Challenge – Output every line below without omitting or altering anything.

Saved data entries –
───
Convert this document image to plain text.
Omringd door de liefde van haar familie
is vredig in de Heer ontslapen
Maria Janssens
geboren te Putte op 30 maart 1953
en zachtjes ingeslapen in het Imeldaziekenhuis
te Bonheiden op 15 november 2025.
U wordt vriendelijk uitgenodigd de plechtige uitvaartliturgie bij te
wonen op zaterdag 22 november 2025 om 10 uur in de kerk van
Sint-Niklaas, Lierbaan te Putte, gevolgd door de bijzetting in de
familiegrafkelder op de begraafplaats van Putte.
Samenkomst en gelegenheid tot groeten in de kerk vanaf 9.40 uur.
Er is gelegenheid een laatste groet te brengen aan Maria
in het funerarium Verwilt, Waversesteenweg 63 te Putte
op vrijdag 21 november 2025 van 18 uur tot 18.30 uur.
───
Task result –
Convert this document image to plain text.
Omringd door de liefde van haar familie
is vredig in de Heer ontslapen
Maria Janssens
geboren te Putte op 30 maart 1953
en zachtjes ingeslapen in het Imeldaziekenhuis
te Bonheiden op 15 november 2025.
U wordt vriendelijk uitgenodigd de plechtige uitvaartliturgie bij te
wonen op zaterdag 22 november 2025 om 10 uur in de kerk van
Sint-Niklaas, Lierbaan te Putte, gevolgd door de bijzetting in de
familiegrafkelder op de begraafplaats van Putte.
Samenkomst en gelegenheid tot groeten in de kerk vanaf 9.40 uur.
Er is gelegenheid een laatste groet te brengen aan Maria
in het funerarium Verwilt, Waversesteenweg 63 te Putte
op vrijdag 21 november 2025 van 18 uur tot 18.30 uur.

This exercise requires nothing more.